> WRITTEN INSTRUCTION: Scan the records and identify every line in which the string "name" occurs, then return those lines.

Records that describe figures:
□ □ □
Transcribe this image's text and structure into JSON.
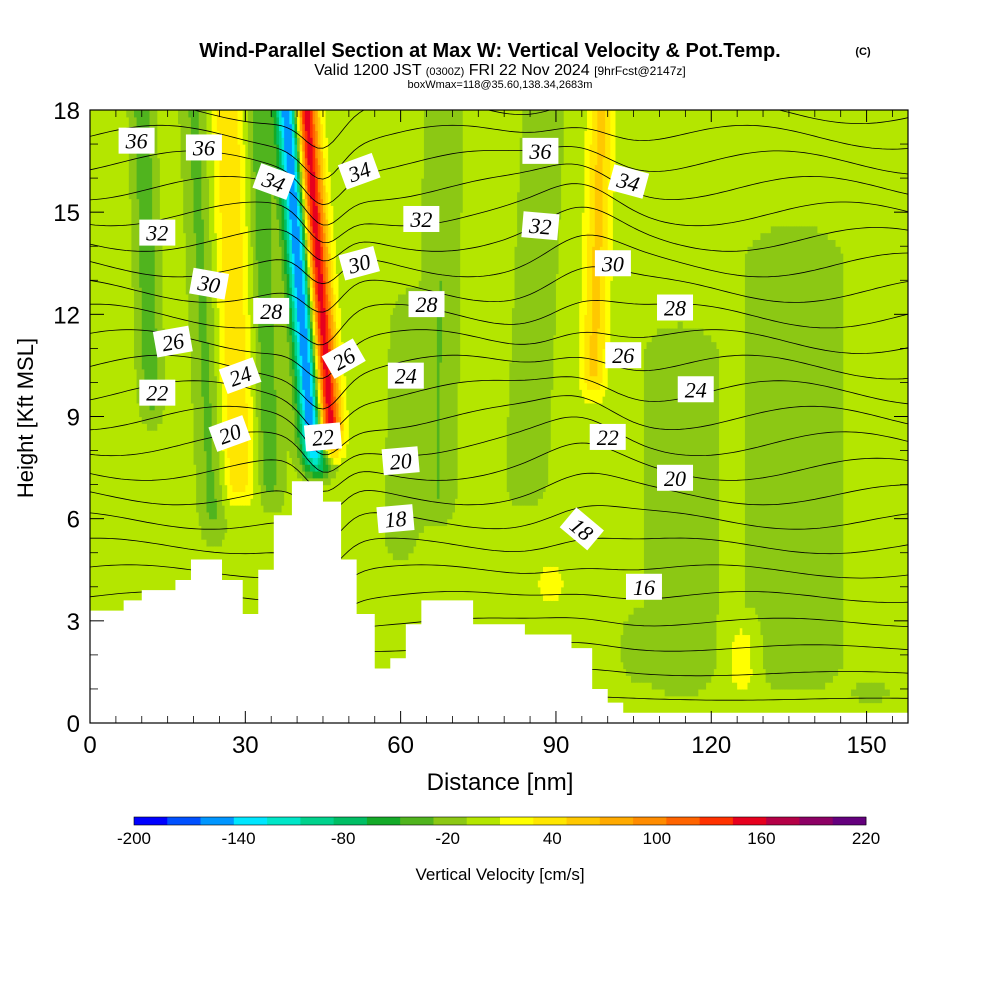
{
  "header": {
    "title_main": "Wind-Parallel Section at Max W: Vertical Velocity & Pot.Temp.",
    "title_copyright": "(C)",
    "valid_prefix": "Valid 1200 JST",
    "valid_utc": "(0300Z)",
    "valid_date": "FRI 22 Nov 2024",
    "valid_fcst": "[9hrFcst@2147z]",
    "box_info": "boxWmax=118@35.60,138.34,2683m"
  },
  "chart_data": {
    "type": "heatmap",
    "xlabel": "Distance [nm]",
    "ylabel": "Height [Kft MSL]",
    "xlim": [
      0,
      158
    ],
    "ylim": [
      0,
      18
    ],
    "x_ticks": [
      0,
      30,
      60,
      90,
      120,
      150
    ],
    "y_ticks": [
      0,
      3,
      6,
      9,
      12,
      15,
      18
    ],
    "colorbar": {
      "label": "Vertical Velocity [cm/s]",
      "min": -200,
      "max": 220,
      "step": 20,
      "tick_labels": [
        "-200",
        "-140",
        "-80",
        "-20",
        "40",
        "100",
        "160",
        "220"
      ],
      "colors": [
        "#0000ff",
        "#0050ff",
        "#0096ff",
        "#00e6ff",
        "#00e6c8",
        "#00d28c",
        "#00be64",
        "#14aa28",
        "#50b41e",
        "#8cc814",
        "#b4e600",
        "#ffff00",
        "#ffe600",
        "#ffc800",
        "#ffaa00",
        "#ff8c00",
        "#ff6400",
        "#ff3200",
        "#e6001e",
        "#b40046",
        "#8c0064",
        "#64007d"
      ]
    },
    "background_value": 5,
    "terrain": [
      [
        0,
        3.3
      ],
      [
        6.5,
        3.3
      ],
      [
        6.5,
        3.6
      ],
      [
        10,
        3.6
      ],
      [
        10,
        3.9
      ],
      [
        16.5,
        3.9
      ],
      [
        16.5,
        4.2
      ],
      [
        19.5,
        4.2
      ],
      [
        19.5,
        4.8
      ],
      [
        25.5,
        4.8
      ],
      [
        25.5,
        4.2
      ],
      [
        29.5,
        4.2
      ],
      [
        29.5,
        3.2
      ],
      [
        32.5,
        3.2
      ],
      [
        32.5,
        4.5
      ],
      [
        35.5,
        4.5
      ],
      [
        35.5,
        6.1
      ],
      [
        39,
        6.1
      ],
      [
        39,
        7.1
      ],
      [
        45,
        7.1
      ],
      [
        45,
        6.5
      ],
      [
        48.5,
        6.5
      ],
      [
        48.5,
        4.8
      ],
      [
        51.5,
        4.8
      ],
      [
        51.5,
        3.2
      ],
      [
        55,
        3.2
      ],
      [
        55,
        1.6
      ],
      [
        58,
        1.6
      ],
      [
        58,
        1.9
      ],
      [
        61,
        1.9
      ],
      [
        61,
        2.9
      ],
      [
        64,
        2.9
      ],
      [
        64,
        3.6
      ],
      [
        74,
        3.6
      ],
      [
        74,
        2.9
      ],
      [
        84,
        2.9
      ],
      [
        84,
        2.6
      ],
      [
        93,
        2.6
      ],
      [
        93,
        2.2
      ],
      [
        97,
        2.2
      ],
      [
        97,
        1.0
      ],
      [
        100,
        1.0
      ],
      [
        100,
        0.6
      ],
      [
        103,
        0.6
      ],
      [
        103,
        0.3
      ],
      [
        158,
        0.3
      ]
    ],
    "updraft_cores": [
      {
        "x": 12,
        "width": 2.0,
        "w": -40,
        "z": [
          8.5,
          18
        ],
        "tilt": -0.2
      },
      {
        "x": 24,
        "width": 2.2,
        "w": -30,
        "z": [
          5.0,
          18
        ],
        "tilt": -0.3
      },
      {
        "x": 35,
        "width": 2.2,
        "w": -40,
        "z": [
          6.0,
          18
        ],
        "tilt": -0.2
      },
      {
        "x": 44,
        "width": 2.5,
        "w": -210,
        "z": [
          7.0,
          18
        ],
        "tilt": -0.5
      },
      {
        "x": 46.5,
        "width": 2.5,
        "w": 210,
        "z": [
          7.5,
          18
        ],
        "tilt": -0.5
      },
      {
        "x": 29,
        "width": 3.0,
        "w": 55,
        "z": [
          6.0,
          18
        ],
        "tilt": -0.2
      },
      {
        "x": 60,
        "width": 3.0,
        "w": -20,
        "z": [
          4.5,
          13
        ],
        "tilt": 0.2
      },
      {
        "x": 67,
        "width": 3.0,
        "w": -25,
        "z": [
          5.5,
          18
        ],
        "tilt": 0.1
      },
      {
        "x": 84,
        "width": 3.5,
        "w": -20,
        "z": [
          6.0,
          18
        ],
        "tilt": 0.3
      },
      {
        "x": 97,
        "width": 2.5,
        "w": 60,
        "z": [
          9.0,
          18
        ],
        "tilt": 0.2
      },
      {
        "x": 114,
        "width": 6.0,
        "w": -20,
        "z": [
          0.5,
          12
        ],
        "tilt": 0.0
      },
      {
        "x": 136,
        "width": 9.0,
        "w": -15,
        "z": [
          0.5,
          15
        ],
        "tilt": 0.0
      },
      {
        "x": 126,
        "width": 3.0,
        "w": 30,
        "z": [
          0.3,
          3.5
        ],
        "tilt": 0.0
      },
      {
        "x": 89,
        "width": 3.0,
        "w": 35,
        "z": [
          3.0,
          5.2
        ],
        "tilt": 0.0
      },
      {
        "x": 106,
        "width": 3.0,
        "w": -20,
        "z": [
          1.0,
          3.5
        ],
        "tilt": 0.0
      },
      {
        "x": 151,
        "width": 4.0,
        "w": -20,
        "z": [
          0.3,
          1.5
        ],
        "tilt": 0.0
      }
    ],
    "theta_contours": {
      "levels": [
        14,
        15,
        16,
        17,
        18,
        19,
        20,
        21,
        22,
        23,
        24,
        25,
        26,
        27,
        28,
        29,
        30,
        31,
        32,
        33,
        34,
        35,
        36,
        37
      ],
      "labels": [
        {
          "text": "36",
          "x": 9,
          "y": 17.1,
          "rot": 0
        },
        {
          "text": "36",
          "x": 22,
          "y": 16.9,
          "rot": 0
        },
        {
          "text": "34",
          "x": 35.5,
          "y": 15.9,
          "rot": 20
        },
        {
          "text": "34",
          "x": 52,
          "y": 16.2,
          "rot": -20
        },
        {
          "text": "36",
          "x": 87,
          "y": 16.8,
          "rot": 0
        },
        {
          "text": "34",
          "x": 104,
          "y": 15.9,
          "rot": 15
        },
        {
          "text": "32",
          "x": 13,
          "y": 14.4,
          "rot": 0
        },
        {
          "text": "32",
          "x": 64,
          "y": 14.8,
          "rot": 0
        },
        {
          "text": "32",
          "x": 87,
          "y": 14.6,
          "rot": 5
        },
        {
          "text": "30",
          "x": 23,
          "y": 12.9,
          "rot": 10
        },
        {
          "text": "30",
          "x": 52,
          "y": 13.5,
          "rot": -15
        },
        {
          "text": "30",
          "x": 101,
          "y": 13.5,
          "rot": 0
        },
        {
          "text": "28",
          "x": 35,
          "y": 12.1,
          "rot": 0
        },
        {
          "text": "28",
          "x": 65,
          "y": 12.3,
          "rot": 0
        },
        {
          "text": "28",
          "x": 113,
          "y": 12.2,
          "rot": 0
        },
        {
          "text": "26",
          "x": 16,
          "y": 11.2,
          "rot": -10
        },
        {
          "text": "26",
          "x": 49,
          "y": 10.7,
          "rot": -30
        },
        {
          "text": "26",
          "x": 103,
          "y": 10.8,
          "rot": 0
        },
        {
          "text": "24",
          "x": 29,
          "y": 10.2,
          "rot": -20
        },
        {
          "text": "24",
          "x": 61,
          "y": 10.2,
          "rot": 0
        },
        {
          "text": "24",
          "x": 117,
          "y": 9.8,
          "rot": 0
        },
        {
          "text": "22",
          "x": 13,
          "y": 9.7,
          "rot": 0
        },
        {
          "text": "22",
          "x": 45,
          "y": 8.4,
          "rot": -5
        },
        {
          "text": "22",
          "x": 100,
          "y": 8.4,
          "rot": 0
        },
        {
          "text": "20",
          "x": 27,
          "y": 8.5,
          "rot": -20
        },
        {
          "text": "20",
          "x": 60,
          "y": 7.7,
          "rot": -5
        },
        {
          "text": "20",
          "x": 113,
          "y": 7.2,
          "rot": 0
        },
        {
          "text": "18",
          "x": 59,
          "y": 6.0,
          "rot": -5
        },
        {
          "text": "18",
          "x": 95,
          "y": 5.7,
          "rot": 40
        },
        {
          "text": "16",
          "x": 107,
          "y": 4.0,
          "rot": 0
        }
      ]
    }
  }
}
□ □ □
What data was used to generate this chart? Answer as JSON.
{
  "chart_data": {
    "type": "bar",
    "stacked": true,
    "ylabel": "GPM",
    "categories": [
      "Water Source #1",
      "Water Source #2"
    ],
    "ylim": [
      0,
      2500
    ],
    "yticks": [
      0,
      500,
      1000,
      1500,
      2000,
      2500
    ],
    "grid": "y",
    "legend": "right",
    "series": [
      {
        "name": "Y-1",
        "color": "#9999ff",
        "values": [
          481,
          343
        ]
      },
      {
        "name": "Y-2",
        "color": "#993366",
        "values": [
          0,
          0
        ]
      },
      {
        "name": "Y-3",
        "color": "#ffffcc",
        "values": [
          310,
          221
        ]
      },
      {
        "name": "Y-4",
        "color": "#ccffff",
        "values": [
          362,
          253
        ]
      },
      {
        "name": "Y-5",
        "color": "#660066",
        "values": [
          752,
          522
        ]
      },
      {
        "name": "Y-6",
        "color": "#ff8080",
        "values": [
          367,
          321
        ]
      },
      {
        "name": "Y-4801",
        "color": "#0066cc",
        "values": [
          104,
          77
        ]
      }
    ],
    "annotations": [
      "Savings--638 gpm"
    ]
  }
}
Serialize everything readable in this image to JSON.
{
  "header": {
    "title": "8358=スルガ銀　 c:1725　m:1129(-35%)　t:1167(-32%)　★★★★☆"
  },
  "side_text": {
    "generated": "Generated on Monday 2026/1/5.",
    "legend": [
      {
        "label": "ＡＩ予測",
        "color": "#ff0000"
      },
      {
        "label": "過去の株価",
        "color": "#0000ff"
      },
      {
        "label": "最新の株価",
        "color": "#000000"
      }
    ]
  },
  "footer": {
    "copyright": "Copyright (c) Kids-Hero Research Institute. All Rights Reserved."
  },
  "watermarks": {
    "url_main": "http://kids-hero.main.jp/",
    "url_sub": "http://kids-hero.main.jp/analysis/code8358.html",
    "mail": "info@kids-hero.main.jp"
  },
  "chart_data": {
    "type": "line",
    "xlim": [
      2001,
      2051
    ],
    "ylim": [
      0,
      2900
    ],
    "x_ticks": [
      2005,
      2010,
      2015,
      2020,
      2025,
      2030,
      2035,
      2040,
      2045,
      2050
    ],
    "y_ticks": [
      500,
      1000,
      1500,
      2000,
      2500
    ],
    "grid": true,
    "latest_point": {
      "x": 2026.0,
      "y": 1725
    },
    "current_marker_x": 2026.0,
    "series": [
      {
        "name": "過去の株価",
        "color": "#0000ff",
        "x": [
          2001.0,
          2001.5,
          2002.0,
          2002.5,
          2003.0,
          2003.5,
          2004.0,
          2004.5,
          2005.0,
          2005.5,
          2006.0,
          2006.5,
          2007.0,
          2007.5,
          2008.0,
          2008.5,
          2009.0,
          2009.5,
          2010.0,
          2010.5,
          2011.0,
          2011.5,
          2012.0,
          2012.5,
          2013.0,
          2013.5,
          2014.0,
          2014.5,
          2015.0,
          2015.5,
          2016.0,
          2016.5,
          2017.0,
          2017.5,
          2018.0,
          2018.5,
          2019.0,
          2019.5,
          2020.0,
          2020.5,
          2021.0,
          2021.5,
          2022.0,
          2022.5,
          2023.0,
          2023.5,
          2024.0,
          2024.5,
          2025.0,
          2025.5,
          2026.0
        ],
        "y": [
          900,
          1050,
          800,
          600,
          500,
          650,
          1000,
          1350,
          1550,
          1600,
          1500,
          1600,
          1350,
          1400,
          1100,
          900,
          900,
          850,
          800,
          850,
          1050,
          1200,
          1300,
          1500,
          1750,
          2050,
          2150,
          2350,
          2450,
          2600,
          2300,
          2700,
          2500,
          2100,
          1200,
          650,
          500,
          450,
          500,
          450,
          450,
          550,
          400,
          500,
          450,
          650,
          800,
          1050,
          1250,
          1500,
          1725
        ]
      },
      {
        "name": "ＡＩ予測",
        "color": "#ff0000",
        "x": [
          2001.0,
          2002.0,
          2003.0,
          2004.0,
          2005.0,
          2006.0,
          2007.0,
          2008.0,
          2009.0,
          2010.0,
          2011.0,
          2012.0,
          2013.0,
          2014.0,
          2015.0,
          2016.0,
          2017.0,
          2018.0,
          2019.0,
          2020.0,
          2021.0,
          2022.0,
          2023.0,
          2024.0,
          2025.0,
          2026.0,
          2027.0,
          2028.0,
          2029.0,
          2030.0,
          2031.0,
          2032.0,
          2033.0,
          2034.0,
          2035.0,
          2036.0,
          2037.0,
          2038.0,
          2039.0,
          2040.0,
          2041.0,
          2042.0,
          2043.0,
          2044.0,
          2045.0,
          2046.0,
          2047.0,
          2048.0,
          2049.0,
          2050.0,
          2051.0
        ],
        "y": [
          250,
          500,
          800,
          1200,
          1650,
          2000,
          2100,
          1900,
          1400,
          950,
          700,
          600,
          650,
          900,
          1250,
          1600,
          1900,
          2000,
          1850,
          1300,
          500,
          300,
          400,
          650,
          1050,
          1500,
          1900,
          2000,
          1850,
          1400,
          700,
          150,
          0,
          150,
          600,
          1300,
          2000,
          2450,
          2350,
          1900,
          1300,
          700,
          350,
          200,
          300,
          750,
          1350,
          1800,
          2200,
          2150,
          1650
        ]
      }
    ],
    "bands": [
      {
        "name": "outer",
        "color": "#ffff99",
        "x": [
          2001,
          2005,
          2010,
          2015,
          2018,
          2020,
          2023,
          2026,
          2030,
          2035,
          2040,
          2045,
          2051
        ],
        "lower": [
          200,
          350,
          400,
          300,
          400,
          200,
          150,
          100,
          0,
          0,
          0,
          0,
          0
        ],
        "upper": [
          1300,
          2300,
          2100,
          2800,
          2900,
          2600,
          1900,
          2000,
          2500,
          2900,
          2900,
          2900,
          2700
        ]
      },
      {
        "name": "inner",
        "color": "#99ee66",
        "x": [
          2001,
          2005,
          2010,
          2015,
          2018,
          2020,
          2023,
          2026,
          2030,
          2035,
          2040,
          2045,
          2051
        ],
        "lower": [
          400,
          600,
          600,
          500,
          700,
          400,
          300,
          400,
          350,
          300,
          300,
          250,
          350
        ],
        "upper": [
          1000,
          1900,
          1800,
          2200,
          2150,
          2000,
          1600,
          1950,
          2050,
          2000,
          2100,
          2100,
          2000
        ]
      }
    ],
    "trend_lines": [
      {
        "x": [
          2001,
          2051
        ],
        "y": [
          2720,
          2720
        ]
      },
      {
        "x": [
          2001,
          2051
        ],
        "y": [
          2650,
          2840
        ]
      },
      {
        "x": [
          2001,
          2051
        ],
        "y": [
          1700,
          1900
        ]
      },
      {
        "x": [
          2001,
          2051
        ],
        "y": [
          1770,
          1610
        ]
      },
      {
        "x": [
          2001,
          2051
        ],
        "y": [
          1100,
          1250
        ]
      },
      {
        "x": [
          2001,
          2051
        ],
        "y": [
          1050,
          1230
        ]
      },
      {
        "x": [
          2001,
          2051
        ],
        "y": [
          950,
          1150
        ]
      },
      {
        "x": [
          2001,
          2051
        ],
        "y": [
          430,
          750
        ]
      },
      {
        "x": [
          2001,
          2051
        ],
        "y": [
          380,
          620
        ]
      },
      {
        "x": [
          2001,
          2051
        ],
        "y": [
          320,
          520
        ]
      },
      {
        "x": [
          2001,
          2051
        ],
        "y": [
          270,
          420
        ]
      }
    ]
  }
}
□ □ □
> EXPECTED ANSWER:
        "name": "Y-1",
        "name": "Y-2",
        "name": "Y-3",
        "name": "Y-4",
        "name": "Y-5",
        "name": "Y-6",
        "name": "Y-4801",
        "name": "過去の株価",
        "name": "ＡＩ予測",
        "name": "outer",
        "name": "inner",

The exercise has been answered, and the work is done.